## Begin Extract

44. A printer as recited in claim 43, wherein:

the windings are prewound on plastic bobbins having rectangular mounting holes shaped to fit over the tips of the core arms the core arms being formed with enlarged shoulders near the bases of the arms for receiving the bobbins.

45. A printer as recited in claim 44, wherein the circuit means further include plastic inserts shaped to fit along a side wall of each core at the base of each arm and having electrical connector plugs for the windings projecting downward beneath the base leg of the core, and a printed circuit board fastened to the printer below the cores and receiving the connector plugs for connecting the windings to control circuits for operating the printer.

46. A printer as recited in claim 24, wherein the means for selectively magnetizing and demagnetizing each core includes electrical circuit means arranged to:

1. magnetize the core so as to latch the armature in the rearward position prior to a first printing operation;

2. demagnetize the core to actuate the means for driving the armature and print wire to print each required dot; and then

3. promptly remagnetize the core so as to relatch the armature on rebound.

47. A printer as recited in claim 46, wherein the core and circuit means are so constructed and arranged that an electrical pulse in a first or forward direction magnetizes the core sufficiently to attract and magnetically latch the armature against the core, and that a momentary electrical pulse in the opposite or reverse direction demagnetizes the core sufficiently to release the armature.

48. A printer as recited in claim 47, wherein the driving means includes a spring tensioned on latching of the armature and released on partial demagnetization of the core to fire the print wire toward the printing station.

49. A printer as recited in claim 48, wherein the electrical circuit means are so arranged that the forward pulse is stronger than the reverse pulse and so that the core is not driven to magnetic zero, below the H axis of the operating magnetic B-H curve for the core material, by the reverse pulse.

50. A printer as recited in claim 49, wherein the core and pulsing means are so arranged that the core acts as an electromagnet when attracting the armature into the latched position and as a permanent magnet when holding the reed in the latched position.

51. A printer as recited in claim 50, wherein each core has an operating magnetic B-H curve as illustrated in FIG. 14 of the drawings.

52. A printer as recited in claim 1;

I. wherein the mounting means for the print wires include a plurality of magnet armatures corresponding one to each print wire, each armature comprising a flat spring reed;

means for mounting the reeds generally vertically in a parallel row so that a lower end of each reed is fixed and an upper end thereof is free to flex toward and away from the printing station and portions thereof are aligned with outer ends of the corresponding print wire; and

means for coupling the outer end of each print wire to the aligned portion of the corresponding reed; and

Ii. wherein the actuators include:

the reeds;

a plurality of magnet cores corresponding one to each reed, each core comprising a flat plate having a pair of core arms extending toward each other from a base portion so as to define an air gap between the inner tips of the arms, areas of the arms adjacent to the inner tips constituting spaced pole faces of the core;

means for mounting the magnet cores generally vertically adjacent to the companion reeds on the opposite side from the associated print wire and the printing station so that the pole faces are aligned with facing portions of the corresponding reeds; and

means for selectively magnetizing and demagnetizing each core so that (1) when the core is magnetized, it attracts the facing portions of the reed against the pole faces to cock the reed in a retracted position with respect to the printing station, and (2) when the core is demagnetized, the reed is magnetically released so that the cocked spring reed drives the associated print wire forward toward the printing station to print a dot.

## End Extract
## Begin Information provided

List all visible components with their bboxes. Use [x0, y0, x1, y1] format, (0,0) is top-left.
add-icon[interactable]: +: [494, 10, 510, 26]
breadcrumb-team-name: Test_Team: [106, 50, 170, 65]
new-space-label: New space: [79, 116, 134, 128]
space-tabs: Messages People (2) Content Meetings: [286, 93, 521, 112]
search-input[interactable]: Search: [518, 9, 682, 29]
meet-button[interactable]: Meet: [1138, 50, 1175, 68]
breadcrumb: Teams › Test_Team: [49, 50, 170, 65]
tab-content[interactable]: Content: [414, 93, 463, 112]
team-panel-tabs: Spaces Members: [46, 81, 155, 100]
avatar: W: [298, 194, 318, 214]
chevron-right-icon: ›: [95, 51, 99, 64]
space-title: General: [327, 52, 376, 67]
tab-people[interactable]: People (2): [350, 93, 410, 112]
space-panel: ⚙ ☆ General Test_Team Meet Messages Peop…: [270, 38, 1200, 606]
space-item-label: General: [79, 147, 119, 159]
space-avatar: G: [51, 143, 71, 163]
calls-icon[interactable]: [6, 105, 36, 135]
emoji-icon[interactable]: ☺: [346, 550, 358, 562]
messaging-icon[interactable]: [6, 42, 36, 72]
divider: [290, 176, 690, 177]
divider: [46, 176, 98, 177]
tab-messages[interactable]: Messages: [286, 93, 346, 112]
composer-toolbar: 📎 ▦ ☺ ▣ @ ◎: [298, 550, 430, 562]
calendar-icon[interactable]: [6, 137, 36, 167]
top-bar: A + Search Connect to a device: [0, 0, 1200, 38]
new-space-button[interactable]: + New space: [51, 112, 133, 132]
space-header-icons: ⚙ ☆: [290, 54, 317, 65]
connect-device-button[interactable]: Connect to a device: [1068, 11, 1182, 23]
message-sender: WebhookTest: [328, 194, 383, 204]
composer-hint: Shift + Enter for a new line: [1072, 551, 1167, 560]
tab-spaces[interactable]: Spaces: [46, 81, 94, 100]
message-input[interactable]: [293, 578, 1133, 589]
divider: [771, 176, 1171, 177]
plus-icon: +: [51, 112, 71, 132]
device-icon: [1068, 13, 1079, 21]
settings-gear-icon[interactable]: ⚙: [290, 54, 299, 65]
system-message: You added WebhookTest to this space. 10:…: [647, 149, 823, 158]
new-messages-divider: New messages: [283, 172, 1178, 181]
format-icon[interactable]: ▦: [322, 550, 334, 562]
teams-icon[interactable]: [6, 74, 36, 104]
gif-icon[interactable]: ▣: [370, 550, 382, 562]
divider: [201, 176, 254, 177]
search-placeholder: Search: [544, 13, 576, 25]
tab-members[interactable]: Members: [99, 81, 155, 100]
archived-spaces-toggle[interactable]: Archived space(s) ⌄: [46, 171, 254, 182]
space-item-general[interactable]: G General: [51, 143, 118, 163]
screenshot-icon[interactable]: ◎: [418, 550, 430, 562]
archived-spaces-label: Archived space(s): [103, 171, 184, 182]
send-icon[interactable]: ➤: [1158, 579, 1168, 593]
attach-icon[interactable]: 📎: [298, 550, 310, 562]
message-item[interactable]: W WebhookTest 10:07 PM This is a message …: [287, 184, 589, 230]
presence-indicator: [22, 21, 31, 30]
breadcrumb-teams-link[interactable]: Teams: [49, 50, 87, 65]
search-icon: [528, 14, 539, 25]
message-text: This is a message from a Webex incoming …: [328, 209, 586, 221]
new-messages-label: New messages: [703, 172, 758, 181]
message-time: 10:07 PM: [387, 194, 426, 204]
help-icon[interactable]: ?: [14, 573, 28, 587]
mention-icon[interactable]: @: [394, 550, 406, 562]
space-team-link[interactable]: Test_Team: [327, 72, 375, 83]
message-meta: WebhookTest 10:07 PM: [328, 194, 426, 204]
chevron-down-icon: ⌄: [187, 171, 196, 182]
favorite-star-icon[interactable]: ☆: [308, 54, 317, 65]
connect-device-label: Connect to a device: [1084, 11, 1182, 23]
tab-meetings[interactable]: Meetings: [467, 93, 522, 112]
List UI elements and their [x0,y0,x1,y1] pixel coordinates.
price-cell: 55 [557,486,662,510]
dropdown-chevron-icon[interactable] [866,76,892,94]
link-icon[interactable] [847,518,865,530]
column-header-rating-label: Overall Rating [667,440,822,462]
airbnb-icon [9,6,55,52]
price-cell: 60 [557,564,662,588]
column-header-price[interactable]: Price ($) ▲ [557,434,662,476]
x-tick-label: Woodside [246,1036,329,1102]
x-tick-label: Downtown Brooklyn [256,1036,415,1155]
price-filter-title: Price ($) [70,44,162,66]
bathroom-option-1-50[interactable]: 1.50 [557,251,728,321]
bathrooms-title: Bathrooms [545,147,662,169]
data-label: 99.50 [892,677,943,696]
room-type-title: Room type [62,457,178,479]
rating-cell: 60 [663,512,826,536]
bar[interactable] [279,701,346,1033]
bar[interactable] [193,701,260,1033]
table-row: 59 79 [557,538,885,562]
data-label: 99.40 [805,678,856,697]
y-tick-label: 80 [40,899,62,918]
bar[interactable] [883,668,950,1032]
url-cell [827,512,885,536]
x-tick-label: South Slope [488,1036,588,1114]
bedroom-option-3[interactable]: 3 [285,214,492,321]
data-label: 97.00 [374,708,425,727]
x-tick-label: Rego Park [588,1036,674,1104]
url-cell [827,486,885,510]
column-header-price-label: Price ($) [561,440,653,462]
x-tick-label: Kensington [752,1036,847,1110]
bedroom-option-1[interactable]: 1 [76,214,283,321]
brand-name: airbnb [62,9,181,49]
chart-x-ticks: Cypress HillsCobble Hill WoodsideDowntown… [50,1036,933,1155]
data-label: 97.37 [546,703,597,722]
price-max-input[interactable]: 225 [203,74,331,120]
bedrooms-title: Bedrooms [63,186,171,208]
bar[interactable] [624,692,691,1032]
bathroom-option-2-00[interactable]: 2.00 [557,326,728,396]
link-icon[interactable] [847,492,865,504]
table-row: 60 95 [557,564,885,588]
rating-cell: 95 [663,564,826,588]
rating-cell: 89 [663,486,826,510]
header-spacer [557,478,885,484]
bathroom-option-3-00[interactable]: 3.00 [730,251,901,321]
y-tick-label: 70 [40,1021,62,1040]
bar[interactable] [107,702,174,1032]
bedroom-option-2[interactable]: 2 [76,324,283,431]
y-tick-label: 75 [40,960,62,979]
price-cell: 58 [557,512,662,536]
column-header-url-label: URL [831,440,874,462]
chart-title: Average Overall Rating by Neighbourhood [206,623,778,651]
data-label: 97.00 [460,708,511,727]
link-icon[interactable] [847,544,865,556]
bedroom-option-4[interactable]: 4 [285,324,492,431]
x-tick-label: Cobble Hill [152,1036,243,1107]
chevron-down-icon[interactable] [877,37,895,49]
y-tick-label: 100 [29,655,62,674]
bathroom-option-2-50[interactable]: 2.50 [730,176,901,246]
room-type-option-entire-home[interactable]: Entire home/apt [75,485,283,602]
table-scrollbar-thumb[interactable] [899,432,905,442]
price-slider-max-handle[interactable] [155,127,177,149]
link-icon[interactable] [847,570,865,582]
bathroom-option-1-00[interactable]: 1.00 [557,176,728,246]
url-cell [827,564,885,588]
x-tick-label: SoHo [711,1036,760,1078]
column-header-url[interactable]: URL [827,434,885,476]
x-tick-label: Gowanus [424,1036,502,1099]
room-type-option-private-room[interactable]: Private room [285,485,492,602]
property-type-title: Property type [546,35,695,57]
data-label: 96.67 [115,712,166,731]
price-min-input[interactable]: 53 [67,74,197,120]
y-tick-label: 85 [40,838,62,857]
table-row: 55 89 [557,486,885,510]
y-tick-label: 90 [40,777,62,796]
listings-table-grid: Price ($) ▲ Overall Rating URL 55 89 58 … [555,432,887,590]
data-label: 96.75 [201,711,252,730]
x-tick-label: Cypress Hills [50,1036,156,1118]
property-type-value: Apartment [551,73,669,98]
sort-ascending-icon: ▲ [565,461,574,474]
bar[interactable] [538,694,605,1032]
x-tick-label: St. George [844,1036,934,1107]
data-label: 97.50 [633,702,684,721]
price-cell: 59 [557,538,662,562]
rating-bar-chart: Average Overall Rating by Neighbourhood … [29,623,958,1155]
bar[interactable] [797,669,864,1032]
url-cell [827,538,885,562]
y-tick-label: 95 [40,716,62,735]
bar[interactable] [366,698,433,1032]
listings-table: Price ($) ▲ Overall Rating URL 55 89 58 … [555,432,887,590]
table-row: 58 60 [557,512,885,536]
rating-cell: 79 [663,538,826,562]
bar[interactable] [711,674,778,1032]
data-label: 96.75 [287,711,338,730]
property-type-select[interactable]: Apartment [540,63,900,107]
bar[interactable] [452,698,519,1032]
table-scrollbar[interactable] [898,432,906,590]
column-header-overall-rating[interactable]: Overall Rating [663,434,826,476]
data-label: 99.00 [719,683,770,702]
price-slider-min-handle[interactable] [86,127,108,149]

## End Information provided

# [Exercise instructions]
**a)** Transcribe the passage of the printer claims that begins at the words "44. A printer" and stops after the words "receiving the bobbins.".
**b)** Rewrite the records from their start through the line that contains "search-input[interactable]: Search: [518, 9, 682, 29]", replacing "Test_Team" with "Design_Team" and leaving everything else unchanged. Give only those lines.

# [Solutions in order]
**a)**
44. A printer as recited in claim 43, wherein:

the windings are prewound on plastic bobbins having rectangular mounting holes shaped to fit over the tips of the core arms the core arms being formed with enlarged shoulders near the bases of the arms for receiving the bobbins.

**b)**
List all visible components with their bboxes. Use [x0, y0, x1, y1] format, (0,0) is top-left.
add-icon[interactable]: +: [494, 10, 510, 26]
breadcrumb-team-name: Design_Team: [106, 50, 170, 65]
new-space-label: New space: [79, 116, 134, 128]
space-tabs: Messages People (2) Content Meetings: [286, 93, 521, 112]
search-input[interactable]: Search: [518, 9, 682, 29]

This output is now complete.